[Material for the task start]
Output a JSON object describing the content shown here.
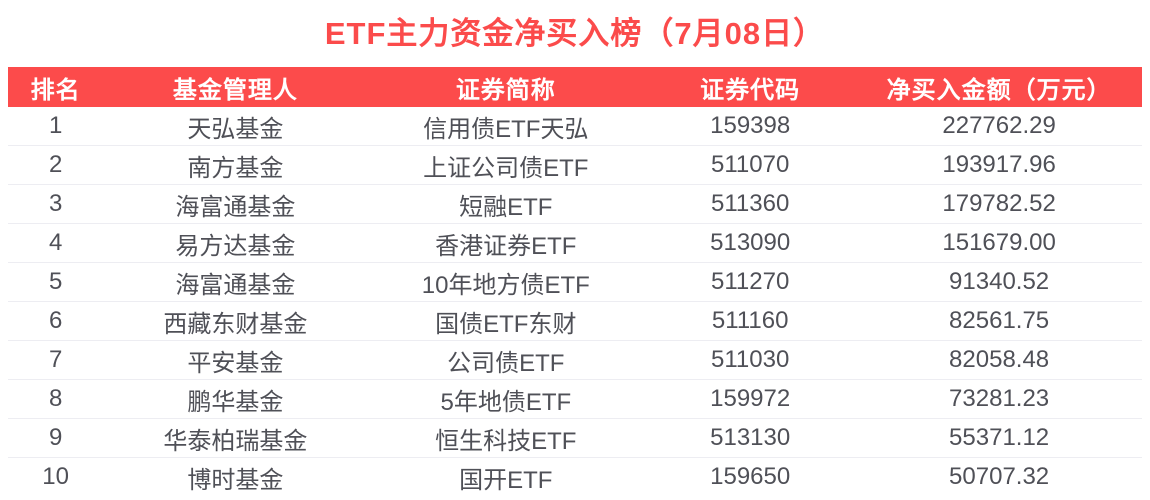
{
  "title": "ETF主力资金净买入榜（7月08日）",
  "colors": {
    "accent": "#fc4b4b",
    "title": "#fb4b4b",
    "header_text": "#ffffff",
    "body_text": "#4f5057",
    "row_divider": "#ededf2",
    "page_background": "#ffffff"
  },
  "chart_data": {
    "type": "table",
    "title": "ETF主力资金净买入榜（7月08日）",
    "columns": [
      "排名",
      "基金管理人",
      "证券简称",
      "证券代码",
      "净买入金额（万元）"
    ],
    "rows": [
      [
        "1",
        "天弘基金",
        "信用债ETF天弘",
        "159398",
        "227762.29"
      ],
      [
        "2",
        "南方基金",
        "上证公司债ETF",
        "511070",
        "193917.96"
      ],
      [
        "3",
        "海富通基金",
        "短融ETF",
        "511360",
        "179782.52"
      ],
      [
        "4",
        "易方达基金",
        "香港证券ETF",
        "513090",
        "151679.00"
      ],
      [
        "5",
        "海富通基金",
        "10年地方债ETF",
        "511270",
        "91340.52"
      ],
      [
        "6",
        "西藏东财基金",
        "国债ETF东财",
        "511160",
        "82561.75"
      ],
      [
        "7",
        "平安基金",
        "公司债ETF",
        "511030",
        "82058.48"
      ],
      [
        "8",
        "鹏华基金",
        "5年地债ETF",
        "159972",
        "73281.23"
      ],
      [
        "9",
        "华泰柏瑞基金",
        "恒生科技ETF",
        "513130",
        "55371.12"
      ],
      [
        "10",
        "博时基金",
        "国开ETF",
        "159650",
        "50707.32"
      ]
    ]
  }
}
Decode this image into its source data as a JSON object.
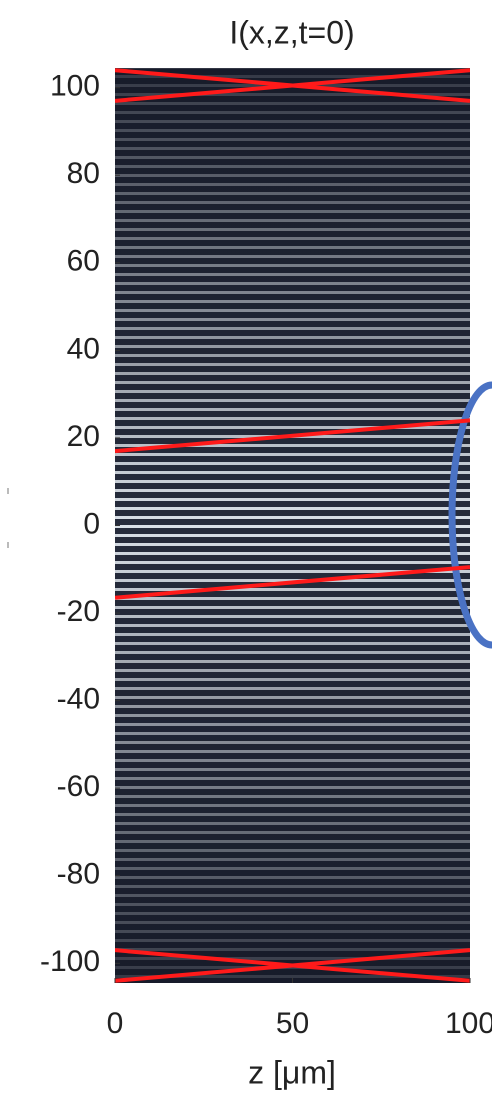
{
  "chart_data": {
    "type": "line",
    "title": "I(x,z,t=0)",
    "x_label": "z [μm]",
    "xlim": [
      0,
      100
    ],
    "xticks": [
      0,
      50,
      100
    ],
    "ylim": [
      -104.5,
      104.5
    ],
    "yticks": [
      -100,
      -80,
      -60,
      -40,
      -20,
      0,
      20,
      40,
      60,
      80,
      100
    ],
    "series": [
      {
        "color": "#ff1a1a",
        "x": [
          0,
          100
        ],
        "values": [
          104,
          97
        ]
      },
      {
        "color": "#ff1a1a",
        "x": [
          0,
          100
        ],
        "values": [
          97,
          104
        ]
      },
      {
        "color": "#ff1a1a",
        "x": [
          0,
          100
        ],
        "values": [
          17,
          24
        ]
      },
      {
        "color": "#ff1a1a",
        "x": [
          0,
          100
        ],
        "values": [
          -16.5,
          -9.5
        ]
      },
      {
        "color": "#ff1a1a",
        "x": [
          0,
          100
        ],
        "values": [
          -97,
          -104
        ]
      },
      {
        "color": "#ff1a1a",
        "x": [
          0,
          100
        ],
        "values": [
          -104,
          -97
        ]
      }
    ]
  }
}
[Material for the task end]
[Material for the task start]
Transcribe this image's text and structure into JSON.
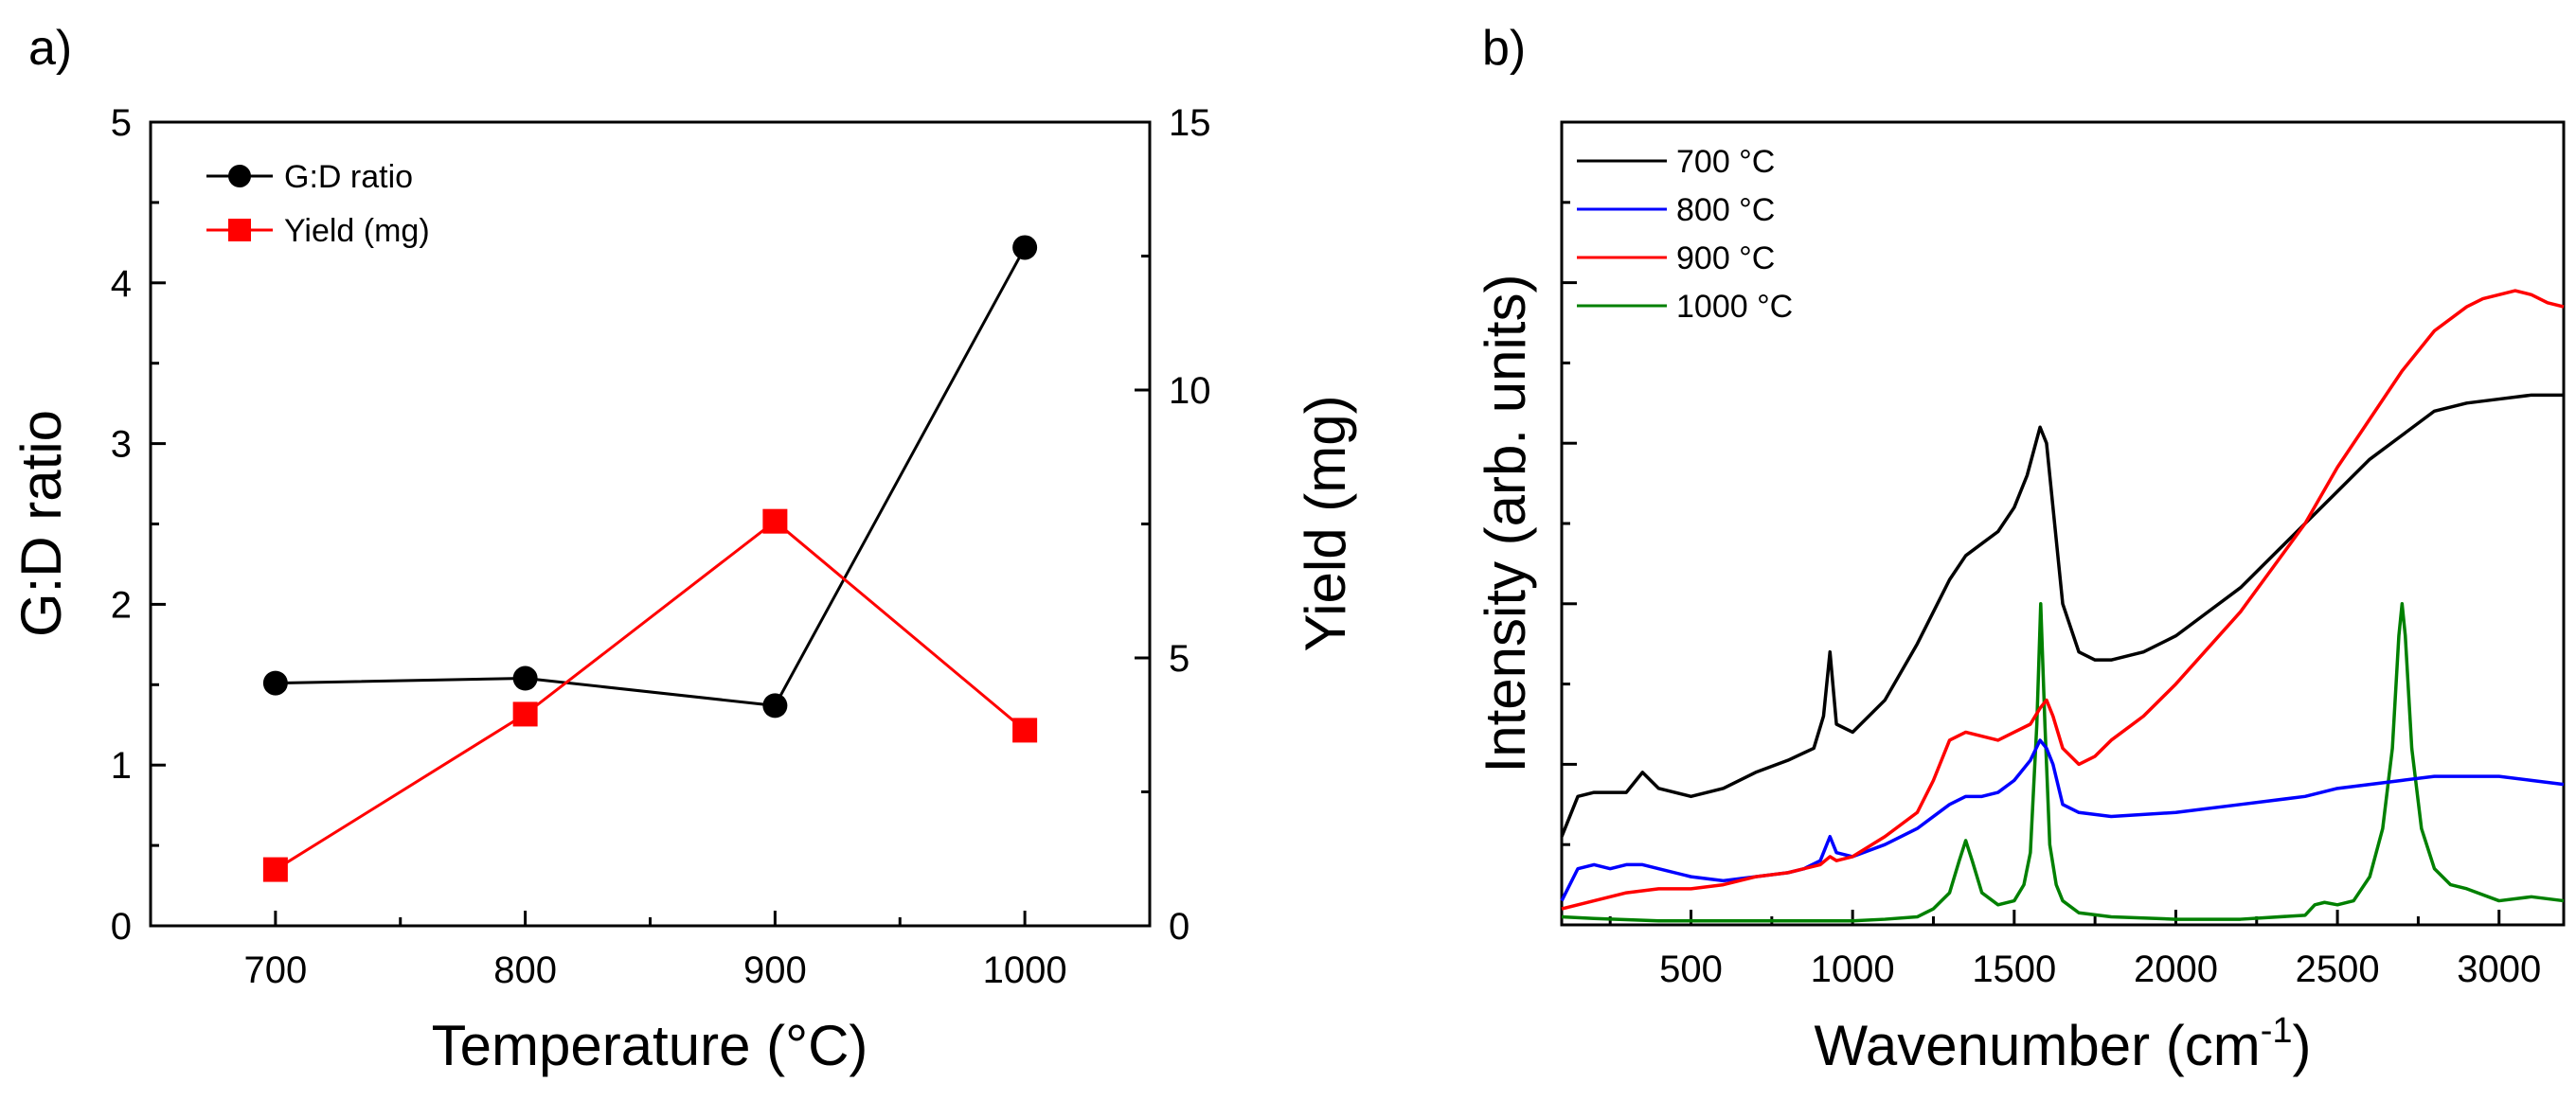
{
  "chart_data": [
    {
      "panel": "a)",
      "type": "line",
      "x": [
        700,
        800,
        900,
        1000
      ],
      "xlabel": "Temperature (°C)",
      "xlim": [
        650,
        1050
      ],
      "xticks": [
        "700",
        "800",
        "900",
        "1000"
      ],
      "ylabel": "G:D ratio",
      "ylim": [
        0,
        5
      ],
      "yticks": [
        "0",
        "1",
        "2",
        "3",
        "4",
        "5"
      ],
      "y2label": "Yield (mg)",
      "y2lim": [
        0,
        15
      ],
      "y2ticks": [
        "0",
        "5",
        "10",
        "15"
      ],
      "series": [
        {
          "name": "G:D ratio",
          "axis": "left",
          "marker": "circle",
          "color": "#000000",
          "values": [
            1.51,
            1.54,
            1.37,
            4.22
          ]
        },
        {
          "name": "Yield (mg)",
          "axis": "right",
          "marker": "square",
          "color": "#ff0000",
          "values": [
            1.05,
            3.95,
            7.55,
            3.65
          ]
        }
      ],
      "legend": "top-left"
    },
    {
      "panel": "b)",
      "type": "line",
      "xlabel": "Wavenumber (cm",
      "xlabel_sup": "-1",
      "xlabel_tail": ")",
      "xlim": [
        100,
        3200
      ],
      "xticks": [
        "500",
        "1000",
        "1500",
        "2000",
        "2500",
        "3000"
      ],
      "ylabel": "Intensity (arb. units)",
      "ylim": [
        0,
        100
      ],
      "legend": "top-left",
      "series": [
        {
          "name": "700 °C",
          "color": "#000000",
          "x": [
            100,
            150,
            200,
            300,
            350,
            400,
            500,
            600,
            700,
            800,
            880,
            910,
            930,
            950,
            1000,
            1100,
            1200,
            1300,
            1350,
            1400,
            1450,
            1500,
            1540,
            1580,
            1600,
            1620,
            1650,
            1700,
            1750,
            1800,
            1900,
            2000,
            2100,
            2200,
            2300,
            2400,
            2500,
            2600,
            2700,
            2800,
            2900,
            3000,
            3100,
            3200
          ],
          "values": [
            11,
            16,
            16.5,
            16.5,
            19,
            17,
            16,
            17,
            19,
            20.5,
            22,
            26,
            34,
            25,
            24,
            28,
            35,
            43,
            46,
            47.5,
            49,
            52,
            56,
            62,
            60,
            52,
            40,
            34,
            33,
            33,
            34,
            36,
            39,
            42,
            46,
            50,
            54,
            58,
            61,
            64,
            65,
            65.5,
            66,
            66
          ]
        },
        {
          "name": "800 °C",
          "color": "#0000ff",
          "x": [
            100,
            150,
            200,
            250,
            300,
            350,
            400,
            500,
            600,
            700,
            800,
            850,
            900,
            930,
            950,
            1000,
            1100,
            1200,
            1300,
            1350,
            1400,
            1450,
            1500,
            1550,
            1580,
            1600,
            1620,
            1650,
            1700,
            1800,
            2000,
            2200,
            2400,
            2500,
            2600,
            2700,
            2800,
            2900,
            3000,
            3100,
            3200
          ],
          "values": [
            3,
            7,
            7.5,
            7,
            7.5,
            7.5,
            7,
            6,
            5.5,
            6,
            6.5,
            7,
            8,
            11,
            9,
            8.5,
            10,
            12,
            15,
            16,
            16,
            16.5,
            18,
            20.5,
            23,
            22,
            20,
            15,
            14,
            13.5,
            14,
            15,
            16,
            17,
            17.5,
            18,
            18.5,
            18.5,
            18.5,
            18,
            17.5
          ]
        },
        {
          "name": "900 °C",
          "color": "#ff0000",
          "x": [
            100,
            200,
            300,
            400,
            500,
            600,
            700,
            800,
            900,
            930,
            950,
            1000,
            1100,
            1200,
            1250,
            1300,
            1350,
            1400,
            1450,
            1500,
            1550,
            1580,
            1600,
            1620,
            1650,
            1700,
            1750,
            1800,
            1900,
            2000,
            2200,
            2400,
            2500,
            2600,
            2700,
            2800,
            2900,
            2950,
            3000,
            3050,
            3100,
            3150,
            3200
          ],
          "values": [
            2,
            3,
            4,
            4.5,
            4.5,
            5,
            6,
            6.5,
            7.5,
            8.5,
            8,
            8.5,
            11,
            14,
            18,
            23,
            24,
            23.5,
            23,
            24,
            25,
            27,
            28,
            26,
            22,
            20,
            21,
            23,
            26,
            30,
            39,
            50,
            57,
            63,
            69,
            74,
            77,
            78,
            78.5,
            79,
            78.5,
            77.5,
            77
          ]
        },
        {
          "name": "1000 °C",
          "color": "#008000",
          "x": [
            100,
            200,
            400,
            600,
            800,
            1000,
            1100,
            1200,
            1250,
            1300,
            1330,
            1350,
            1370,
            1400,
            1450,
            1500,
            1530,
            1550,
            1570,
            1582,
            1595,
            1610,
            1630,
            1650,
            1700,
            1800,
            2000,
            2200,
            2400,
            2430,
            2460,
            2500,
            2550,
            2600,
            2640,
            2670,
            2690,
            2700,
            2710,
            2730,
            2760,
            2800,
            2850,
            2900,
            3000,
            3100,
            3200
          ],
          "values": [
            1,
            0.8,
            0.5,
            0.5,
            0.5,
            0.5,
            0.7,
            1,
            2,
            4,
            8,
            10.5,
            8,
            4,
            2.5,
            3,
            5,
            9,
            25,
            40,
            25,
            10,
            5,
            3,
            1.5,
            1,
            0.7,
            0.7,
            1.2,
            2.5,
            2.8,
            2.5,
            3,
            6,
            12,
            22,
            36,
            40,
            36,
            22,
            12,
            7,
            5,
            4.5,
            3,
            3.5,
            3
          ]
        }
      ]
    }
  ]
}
[Material for the task end]
Which lines include the word "JSON"? List them all.

▶ _Written answer_:
Output a JSON object describing the content shown here.
Decode this image into its source data as a JSON object.
Transcribe this image's text and structure into JSON.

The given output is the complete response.